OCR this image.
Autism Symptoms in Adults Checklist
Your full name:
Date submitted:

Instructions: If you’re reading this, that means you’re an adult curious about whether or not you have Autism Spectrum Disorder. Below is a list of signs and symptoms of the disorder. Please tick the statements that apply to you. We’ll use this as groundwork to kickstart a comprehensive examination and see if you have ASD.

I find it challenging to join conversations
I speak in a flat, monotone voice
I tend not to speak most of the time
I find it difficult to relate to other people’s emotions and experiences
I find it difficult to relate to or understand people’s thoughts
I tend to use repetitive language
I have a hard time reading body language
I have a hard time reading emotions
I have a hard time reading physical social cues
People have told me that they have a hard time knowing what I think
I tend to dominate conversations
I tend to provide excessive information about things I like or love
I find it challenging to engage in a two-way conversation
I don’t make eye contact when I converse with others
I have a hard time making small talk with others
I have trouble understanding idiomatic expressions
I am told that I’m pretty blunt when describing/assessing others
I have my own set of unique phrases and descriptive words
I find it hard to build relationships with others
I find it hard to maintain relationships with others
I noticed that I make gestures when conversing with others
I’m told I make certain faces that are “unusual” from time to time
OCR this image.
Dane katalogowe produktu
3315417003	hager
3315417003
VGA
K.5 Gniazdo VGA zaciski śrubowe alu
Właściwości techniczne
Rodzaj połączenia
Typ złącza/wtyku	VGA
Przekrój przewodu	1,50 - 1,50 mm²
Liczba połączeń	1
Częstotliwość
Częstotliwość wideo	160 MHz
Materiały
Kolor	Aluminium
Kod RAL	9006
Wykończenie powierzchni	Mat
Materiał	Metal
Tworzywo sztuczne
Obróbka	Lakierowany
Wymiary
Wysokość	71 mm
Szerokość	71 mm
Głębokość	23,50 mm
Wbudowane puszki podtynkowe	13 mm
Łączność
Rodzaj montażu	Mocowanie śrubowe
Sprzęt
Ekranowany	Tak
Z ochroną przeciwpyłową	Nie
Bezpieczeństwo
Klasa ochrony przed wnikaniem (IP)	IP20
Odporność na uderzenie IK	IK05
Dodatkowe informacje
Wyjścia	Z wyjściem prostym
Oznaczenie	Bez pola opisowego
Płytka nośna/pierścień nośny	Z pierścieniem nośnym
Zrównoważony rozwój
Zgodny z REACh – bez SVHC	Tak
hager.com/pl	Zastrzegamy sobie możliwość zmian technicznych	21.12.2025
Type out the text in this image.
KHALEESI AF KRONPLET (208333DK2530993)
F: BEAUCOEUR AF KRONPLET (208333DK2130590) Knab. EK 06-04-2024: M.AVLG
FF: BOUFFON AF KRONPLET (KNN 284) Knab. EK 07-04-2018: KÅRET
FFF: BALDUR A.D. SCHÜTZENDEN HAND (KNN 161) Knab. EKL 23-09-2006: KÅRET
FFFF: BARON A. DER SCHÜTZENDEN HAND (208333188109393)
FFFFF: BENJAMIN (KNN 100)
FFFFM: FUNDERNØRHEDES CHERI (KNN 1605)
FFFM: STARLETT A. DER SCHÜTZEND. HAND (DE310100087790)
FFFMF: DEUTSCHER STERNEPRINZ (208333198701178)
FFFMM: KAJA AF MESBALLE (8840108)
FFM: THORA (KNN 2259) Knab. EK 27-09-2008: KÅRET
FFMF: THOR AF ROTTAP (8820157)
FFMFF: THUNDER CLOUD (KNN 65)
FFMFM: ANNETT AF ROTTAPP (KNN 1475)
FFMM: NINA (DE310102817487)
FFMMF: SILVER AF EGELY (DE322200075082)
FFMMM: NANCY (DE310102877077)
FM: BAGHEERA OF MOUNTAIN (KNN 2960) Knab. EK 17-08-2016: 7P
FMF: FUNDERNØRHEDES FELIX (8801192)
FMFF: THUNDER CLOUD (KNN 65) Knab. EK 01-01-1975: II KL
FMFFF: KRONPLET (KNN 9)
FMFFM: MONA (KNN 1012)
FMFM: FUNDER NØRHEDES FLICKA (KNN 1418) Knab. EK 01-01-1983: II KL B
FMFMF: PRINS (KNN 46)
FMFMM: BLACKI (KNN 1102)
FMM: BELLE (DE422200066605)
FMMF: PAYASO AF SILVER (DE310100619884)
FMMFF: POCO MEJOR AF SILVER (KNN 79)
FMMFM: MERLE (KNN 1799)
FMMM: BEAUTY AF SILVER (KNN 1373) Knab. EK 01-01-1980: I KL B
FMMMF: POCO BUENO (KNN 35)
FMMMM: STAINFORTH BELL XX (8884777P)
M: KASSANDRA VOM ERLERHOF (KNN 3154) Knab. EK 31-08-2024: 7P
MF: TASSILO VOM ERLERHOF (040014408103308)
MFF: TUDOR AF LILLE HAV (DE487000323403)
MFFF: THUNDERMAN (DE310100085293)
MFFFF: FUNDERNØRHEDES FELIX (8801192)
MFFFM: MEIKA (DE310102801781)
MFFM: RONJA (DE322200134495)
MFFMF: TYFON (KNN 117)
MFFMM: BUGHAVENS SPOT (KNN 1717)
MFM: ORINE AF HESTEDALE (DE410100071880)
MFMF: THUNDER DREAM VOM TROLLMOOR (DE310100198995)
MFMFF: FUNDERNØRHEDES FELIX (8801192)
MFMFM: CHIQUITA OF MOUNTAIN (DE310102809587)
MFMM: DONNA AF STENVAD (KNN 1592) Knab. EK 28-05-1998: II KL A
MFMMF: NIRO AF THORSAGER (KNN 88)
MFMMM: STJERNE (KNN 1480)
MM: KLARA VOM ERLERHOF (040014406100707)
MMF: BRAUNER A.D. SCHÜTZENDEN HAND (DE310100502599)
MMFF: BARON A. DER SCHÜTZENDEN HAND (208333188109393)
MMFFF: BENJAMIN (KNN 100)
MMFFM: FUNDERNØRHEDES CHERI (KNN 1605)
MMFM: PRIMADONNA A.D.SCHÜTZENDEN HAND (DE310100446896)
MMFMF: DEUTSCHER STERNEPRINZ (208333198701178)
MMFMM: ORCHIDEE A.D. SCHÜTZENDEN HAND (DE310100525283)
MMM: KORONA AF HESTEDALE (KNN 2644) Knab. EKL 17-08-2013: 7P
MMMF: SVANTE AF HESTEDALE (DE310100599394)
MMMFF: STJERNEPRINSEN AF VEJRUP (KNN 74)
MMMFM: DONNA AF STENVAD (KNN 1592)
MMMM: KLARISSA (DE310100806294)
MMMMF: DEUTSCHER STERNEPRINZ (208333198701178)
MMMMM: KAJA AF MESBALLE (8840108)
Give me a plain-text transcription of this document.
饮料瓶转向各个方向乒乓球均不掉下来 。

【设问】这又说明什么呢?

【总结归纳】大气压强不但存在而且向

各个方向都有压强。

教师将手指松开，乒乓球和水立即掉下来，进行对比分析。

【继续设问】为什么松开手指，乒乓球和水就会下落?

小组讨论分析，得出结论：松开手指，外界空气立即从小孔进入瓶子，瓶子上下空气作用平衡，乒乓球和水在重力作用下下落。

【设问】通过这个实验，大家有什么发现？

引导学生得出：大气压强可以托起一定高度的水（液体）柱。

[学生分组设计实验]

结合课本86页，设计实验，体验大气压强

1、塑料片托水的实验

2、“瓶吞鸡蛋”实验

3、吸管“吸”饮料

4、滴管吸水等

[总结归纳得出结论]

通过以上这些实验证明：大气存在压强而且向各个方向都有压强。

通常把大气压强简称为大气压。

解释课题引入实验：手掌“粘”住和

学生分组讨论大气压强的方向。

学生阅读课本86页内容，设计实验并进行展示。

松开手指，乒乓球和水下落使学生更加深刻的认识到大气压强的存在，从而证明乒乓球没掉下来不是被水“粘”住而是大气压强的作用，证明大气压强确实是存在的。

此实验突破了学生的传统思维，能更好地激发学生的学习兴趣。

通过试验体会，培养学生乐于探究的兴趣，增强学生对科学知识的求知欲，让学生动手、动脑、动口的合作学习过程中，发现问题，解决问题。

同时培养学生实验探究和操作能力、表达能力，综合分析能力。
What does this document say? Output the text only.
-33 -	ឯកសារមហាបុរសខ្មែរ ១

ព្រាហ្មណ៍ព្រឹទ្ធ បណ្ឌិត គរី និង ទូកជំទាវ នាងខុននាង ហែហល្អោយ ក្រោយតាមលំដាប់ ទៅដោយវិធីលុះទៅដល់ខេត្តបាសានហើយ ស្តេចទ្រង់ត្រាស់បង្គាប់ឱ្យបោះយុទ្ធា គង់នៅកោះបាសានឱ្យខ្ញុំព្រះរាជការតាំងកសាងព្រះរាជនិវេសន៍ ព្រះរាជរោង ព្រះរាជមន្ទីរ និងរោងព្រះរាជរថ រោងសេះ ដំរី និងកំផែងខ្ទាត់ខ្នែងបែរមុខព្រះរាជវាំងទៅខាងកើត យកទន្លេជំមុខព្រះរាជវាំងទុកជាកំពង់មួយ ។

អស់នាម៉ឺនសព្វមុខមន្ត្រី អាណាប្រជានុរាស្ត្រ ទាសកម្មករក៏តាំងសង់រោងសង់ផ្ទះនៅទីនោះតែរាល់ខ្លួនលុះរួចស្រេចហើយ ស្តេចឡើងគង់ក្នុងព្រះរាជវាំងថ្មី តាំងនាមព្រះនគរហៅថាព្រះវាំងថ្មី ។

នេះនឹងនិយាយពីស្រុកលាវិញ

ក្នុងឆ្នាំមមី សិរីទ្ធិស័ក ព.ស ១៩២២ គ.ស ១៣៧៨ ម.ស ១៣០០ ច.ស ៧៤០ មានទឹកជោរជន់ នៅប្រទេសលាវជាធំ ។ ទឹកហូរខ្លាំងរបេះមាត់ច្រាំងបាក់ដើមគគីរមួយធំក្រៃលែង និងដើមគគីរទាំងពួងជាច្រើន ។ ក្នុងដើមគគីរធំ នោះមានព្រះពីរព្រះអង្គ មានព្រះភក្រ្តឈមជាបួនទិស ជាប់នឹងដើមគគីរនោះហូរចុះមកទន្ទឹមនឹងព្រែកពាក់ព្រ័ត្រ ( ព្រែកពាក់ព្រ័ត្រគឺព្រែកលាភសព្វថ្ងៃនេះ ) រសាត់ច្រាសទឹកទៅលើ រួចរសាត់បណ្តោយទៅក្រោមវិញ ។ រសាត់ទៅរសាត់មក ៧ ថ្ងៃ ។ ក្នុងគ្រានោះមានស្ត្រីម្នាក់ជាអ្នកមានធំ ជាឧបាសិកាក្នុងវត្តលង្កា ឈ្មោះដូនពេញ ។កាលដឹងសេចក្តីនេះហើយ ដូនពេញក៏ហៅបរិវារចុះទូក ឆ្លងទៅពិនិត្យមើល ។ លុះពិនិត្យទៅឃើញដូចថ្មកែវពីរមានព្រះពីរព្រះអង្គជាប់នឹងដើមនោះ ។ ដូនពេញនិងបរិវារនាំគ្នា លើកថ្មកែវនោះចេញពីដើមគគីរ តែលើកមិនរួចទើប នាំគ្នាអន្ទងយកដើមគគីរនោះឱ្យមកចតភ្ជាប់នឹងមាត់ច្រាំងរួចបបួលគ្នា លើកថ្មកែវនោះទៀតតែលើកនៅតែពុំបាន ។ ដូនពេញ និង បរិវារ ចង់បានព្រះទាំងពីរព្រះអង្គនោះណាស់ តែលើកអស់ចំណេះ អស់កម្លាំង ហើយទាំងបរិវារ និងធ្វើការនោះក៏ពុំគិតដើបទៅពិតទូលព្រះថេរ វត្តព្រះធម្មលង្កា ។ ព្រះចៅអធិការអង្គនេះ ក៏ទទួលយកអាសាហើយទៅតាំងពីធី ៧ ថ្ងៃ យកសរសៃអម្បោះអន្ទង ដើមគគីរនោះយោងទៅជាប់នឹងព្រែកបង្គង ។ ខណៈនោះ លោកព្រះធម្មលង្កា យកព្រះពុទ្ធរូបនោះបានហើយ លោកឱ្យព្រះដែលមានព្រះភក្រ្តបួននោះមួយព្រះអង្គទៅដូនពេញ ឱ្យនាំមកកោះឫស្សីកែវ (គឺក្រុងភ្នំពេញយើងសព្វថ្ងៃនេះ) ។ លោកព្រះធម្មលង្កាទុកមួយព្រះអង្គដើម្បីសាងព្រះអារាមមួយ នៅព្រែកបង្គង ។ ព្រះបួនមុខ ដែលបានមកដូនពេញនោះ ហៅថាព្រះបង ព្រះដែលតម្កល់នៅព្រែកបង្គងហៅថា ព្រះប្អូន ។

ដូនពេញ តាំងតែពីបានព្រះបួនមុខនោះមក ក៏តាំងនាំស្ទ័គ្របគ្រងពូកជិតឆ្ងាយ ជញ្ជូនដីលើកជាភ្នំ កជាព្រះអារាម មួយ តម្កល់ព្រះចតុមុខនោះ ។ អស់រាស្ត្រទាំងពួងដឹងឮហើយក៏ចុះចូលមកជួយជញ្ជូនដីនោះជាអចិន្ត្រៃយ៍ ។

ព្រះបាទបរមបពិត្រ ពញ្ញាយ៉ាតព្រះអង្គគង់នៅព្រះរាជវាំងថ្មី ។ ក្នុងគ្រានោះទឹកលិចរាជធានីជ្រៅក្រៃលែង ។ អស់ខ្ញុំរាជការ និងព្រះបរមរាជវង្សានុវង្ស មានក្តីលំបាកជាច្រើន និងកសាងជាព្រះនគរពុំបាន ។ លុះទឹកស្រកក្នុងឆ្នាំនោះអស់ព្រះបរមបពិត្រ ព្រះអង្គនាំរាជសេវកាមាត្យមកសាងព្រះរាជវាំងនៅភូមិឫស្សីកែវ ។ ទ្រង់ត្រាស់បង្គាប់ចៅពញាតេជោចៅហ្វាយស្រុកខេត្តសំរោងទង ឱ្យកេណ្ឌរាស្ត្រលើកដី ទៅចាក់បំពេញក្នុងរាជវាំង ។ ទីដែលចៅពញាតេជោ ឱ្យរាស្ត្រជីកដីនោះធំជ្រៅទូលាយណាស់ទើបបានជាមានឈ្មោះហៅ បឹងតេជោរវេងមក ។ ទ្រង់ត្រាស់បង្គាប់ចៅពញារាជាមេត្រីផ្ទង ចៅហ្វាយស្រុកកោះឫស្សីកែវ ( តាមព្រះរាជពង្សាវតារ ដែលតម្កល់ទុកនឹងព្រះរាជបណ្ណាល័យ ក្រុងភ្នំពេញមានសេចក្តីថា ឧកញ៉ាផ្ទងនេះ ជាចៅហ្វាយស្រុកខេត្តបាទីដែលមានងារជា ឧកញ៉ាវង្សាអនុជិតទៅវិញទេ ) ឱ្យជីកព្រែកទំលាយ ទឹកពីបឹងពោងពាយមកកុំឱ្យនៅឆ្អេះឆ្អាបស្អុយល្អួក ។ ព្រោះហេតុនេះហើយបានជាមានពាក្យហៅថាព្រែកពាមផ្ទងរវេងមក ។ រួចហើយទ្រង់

────────

# [TASK GOAL]
Identify the lines in the entries that hold "difficult" and return each one.

# [FULL OUTPUT]
I find it difficult to relate to other people’s emotions and experiences
I find it difficult to relate to or understand people’s thoughts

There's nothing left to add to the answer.